Items from a dataset:
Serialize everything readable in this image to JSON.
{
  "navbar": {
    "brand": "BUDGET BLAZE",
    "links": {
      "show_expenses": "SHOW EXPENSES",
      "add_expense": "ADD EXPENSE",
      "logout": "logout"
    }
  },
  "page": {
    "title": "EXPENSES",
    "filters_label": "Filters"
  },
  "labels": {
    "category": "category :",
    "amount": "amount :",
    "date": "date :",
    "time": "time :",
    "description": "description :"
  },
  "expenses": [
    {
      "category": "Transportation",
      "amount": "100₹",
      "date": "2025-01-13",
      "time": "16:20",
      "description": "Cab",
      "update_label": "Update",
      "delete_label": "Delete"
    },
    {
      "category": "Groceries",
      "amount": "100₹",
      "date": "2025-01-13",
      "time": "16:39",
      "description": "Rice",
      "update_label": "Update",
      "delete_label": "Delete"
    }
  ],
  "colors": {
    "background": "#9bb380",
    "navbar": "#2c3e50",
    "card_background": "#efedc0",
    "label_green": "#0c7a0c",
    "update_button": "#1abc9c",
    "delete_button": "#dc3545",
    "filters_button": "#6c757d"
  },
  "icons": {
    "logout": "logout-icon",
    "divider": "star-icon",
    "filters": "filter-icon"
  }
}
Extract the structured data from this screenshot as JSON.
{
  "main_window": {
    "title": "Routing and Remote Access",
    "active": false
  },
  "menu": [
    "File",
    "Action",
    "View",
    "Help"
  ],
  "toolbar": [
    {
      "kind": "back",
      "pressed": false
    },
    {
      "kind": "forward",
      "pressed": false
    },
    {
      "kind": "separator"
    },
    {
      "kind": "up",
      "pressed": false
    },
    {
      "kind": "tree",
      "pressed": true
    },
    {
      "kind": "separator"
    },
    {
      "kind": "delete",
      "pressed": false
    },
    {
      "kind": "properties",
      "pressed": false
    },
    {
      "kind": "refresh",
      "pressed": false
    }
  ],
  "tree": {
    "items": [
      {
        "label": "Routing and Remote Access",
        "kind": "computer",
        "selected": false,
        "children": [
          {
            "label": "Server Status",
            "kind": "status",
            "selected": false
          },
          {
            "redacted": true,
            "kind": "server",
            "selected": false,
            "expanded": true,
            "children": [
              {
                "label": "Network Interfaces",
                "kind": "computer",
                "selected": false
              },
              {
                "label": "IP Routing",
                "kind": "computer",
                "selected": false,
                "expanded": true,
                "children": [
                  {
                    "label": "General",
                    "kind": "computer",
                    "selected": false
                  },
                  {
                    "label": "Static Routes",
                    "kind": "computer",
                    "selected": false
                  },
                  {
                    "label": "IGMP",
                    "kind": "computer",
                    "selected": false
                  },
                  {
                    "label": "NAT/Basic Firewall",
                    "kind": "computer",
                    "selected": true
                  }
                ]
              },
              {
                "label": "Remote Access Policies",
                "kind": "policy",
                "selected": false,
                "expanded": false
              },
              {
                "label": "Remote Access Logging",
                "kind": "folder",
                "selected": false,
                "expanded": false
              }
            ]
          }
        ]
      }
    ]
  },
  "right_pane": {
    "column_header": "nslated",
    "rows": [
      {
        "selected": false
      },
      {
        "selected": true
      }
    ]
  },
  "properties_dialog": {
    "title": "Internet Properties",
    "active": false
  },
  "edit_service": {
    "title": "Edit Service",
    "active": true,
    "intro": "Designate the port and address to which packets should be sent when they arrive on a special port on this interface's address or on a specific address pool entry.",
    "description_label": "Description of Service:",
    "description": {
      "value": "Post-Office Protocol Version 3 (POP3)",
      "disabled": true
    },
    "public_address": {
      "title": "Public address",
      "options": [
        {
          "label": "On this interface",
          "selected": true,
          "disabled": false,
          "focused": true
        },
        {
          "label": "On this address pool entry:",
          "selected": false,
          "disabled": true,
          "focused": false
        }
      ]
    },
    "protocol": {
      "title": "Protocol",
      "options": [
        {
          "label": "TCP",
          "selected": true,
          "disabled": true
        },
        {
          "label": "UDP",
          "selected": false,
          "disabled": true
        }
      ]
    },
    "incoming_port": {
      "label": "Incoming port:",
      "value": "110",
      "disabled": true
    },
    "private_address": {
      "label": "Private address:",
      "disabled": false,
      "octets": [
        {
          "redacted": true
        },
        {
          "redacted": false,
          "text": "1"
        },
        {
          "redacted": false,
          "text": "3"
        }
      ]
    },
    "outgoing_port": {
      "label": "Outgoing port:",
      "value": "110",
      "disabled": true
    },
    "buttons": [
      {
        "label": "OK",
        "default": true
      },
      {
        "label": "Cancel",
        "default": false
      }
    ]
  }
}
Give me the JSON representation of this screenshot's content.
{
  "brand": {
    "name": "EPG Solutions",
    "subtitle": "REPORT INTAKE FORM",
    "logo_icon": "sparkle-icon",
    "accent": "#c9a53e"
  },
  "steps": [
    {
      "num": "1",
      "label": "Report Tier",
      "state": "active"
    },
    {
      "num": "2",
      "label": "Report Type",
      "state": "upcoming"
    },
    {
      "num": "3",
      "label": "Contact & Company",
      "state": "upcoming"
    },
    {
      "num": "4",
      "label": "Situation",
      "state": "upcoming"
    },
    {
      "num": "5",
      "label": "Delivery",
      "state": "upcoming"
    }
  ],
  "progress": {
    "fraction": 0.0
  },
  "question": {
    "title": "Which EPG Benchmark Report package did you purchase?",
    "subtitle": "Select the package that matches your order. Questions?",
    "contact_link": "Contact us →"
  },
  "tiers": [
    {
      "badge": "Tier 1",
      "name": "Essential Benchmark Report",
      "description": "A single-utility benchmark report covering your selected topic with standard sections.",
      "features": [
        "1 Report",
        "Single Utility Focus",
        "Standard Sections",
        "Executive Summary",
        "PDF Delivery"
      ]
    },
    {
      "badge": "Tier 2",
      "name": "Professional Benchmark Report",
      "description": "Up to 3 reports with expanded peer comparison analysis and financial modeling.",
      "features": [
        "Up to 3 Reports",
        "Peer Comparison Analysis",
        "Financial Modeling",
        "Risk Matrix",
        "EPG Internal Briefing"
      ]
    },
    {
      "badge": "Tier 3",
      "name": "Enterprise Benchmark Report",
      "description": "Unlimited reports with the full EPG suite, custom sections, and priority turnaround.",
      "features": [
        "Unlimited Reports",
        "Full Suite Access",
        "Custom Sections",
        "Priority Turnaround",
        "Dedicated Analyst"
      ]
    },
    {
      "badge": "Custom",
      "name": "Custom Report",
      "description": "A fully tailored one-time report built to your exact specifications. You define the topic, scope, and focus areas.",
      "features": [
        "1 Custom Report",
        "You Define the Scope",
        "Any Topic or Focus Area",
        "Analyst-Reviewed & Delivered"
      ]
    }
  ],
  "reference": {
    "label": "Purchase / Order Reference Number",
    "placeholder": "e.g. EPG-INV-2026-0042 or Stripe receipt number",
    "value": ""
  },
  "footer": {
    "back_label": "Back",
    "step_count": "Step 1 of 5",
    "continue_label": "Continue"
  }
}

» **Goal**
Which lines contain "Analyst"? Show each of them.

» **Result for this task**
        "Dedicated Analyst"
        "Analyst-Reviewed & Delivered"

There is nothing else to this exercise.